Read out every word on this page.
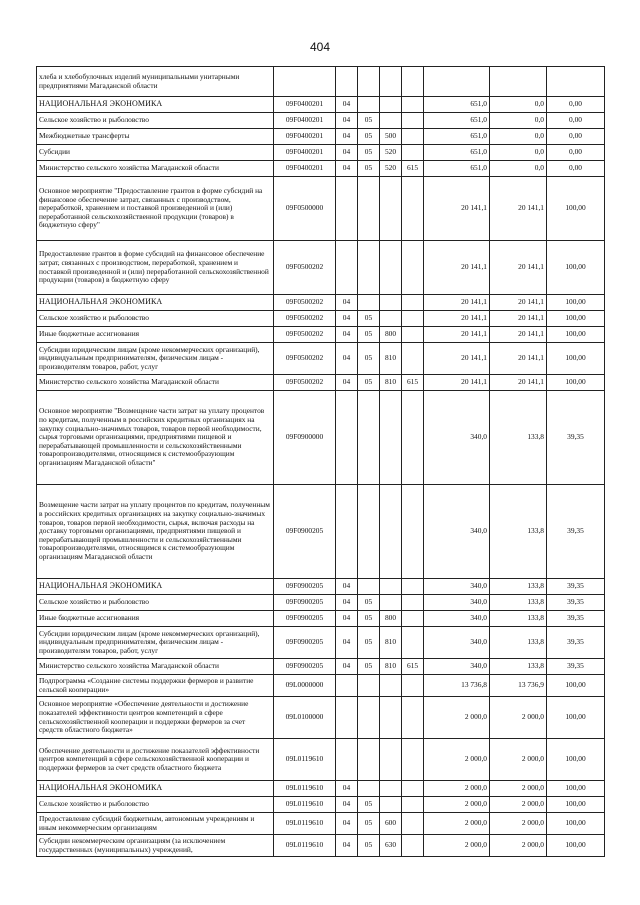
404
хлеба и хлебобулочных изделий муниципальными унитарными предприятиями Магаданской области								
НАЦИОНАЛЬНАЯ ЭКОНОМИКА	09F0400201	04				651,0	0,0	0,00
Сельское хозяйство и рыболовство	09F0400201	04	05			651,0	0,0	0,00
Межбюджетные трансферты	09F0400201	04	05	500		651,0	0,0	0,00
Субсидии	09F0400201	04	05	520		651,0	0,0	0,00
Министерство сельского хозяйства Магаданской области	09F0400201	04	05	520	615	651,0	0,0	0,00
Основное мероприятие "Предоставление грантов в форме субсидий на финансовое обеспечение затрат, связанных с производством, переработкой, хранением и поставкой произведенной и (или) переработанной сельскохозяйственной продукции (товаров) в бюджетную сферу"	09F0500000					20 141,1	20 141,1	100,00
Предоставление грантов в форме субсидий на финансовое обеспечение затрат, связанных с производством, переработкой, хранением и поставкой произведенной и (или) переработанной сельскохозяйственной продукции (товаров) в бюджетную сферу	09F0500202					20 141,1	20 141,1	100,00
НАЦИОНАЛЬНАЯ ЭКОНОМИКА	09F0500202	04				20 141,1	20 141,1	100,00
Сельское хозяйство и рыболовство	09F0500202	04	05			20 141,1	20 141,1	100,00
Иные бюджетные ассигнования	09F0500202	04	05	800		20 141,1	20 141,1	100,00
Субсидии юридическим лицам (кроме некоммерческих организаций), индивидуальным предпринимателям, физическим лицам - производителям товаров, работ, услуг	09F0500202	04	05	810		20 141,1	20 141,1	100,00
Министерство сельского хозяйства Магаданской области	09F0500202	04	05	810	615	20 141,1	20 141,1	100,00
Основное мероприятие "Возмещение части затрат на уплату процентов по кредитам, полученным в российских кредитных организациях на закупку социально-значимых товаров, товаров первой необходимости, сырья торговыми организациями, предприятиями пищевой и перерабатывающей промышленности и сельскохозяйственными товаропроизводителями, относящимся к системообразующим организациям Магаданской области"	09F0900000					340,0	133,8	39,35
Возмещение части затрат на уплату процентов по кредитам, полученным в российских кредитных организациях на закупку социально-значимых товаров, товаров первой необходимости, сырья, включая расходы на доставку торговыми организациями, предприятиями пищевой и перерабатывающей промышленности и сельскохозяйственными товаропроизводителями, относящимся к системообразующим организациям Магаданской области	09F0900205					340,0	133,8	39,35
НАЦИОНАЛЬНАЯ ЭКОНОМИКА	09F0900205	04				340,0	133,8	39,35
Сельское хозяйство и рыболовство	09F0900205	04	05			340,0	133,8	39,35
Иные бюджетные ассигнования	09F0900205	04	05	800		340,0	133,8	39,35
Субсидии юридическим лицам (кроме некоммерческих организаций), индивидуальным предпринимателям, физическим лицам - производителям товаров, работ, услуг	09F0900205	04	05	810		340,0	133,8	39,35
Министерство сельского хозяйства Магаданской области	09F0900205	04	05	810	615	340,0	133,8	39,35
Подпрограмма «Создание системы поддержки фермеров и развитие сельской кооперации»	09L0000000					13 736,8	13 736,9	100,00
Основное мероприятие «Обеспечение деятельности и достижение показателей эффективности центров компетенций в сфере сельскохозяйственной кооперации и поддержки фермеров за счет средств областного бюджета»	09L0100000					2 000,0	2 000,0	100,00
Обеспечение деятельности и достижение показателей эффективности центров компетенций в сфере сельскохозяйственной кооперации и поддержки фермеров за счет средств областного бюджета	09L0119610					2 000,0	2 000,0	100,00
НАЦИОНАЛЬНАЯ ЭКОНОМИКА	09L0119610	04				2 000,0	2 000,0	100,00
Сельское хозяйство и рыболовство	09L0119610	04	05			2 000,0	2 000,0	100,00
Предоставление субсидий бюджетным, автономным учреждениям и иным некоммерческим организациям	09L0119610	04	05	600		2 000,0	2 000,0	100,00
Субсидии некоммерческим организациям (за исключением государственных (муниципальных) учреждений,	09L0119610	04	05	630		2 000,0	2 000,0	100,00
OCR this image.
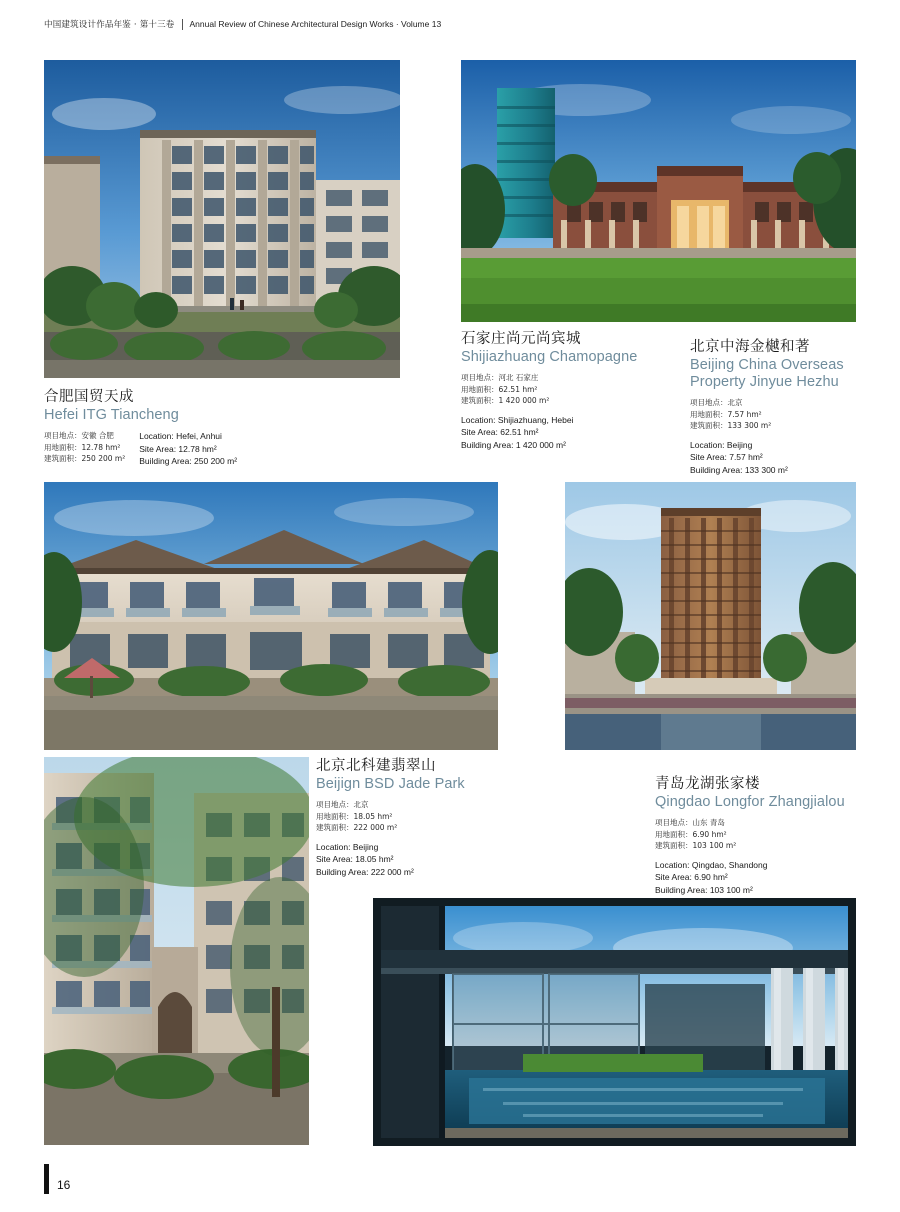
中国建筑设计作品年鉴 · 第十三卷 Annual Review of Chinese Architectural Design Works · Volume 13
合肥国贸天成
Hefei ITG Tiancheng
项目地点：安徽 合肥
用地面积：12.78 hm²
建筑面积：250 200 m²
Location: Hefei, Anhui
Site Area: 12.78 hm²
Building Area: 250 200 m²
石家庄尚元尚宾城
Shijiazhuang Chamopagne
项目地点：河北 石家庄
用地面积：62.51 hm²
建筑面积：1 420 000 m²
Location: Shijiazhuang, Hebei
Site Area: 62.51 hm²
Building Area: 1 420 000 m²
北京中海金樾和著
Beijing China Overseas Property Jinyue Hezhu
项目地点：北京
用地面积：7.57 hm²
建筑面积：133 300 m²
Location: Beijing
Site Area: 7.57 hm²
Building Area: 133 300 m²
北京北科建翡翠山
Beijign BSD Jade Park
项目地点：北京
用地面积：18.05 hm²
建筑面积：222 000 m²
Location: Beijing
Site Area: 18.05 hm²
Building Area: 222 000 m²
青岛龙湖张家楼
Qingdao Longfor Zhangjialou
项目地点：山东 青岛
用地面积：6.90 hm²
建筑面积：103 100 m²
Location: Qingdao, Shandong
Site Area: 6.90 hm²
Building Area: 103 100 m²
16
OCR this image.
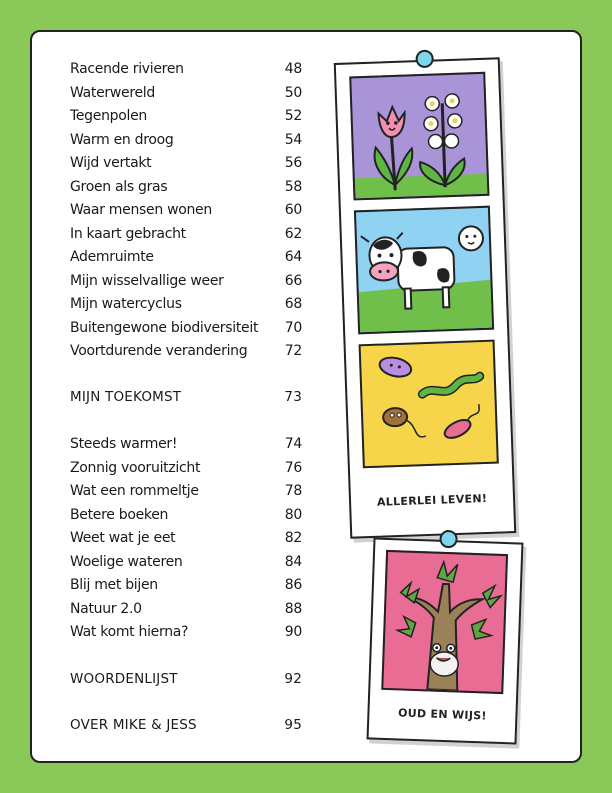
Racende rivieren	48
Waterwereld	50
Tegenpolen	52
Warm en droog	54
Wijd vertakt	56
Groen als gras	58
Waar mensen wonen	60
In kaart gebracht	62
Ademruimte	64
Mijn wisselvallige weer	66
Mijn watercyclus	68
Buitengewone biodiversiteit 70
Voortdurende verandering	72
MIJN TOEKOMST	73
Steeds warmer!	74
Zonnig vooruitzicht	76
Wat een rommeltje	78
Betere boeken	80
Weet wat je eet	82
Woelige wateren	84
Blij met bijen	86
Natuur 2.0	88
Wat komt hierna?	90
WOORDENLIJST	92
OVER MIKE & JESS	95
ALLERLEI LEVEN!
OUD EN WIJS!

**Requirement:** Exclude the pictures and transcribe all of the entries exactly.

**Problem solution:**
Read out every word on this page.
404
хлеба и хлебобулочных изделий муниципальными унитарными предприятиями Магаданской области								
НАЦИОНАЛЬНАЯ ЭКОНОМИКА	09F0400201	04				651,0	0,0	0,00
Сельское хозяйство и рыболовство	09F0400201	04	05			651,0	0,0	0,00
Межбюджетные трансферты	09F0400201	04	05	500		651,0	0,0	0,00
Субсидии	09F0400201	04	05	520		651,0	0,0	0,00
Министерство сельского хозяйства Магаданской области	09F0400201	04	05	520	615	651,0	0,0	0,00
Основное мероприятие "Предоставление грантов в форме субсидий на финансовое обеспечение затрат, связанных с производством, переработкой, хранением и поставкой произведенной и (или) переработанной сельскохозяйственной продукции (товаров) в бюджетную сферу"	09F0500000					20 141,1	20 141,1	100,00
Предоставление грантов в форме субсидий на финансовое обеспечение затрат, связанных с производством, переработкой, хранением и поставкой произведенной и (или) переработанной сельскохозяйственной продукции (товаров) в бюджетную сферу	09F0500202					20 141,1	20 141,1	100,00
НАЦИОНАЛЬНАЯ ЭКОНОМИКА	09F0500202	04				20 141,1	20 141,1	100,00
Сельское хозяйство и рыболовство	09F0500202	04	05			20 141,1	20 141,1	100,00
Иные бюджетные ассигнования	09F0500202	04	05	800		20 141,1	20 141,1	100,00
Субсидии юридическим лицам (кроме некоммерческих организаций), индивидуальным предпринимателям, физическим лицам - производителям товаров, работ, услуг	09F0500202	04	05	810		20 141,1	20 141,1	100,00
Министерство сельского хозяйства Магаданской области	09F0500202	04	05	810	615	20 141,1	20 141,1	100,00
Основное мероприятие "Возмещение части затрат на уплату процентов по кредитам, полученным в российских кредитных организациях на закупку социально-значимых товаров, товаров первой необходимости, сырья торговыми организациями, предприятиями пищевой и перерабатывающей промышленности и сельскохозяйственными товаропроизводителями, относящимся к системообразующим организациям Магаданской области"	09F0900000					340,0	133,8	39,35
Возмещение части затрат на уплату процентов по кредитам, полученным в российских кредитных организациях на закупку социально-значимых товаров, товаров первой необходимости, сырья, включая расходы на доставку торговыми организациями, предприятиями пищевой и перерабатывающей промышленности и сельскохозяйственными товаропроизводителями, относящимся к системообразующим организациям Магаданской области	09F0900205					340,0	133,8	39,35
НАЦИОНАЛЬНАЯ ЭКОНОМИКА	09F0900205	04				340,0	133,8	39,35
Сельское хозяйство и рыболовство	09F0900205	04	05			340,0	133,8	39,35
Иные бюджетные ассигнования	09F0900205	04	05	800		340,0	133,8	39,35
Субсидии юридическим лицам (кроме некоммерческих организаций), индивидуальным предпринимателям, физическим лицам - производителям товаров, работ, услуг	09F0900205	04	05	810		340,0	133,8	39,35
Министерство сельского хозяйства Магаданской области	09F0900205	04	05	810	615	340,0	133,8	39,35
Подпрограмма «Создание системы поддержки фермеров и развитие сельской кооперации»	09L0000000					13 736,8	13 736,9	100,00
Основное мероприятие «Обеспечение деятельности и достижение показателей эффективности центров компетенций в сфере сельскохозяйственной кооперации и поддержки фермеров за счет средств областного бюджета»	09L0100000					2 000,0	2 000,0	100,00
Обеспечение деятельности и достижение показателей эффективности центров компетенций в сфере сельскохозяйственной кооперации и поддержки фермеров за счет средств областного бюджета	09L0119610					2 000,0	2 000,0	100,00
НАЦИОНАЛЬНАЯ ЭКОНОМИКА	09L0119610	04				2 000,0	2 000,0	100,00
Сельское хозяйство и рыболовство	09L0119610	04	05			2 000,0	2 000,0	100,00
Предоставление субсидий бюджетным, автономным учреждениям и иным некоммерческим организациям	09L0119610	04	05	600		2 000,0	2 000,0	100,00
Субсидии некоммерческим организациям (за исключением государственных (муниципальных) учреждений,	09L0119610	04	05	630		2 000,0	2 000,0	100,00
OCR this image.
中国建筑设计作品年鉴 · 第十三卷 Annual Review of Chinese Architectural Design Works · Volume 13
合肥国贸天成
Hefei ITG Tiancheng
项目地点：安徽 合肥
用地面积：12.78 hm²
建筑面积：250 200 m²
Location: Hefei, Anhui
Site Area: 12.78 hm²
Building Area: 250 200 m²
石家庄尚元尚宾城
Shijiazhuang Chamopagne
项目地点：河北 石家庄
用地面积：62.51 hm²
建筑面积：1 420 000 m²
Location: Shijiazhuang, Hebei
Site Area: 62.51 hm²
Building Area: 1 420 000 m²
北京中海金樾和著
Beijing China Overseas Property Jinyue Hezhu
项目地点：北京
用地面积：7.57 hm²
建筑面积：133 300 m²
Location: Beijing
Site Area: 7.57 hm²
Building Area: 133 300 m²
北京北科建翡翠山
Beijign BSD Jade Park
项目地点：北京
用地面积：18.05 hm²
建筑面积：222 000 m²
Location: Beijing
Site Area: 18.05 hm²
Building Area: 222 000 m²
青岛龙湖张家楼
Qingdao Longfor Zhangjialou
项目地点：山东 青岛
用地面积：6.90 hm²
建筑面积：103 100 m²
Location: Qingdao, Shandong
Site Area: 6.90 hm²
Building Area: 103 100 m²
16
OCR this image.
Racende rivieren	48
Waterwereld	50
Tegenpolen	52
Warm en droog	54
Wijd vertakt	56
Groen als gras	58
Waar mensen wonen	60
In kaart gebracht	62
Ademruimte	64
Mijn wisselvallige weer	66
Mijn watercyclus	68
Buitengewone biodiversiteit 70
Voortdurende verandering	72
MIJN TOEKOMST	73
Steeds warmer!	74
Zonnig vooruitzicht	76
Wat een rommeltje	78
Betere boeken	80
Weet wat je eet	82
Woelige wateren	84
Blij met bijen	86
Natuur 2.0	88
Wat komt hierna?	90
WOORDENLIJST	92
OVER MIKE & JESS	95
ALLERLEI LEVEN!
OUD EN WIJS!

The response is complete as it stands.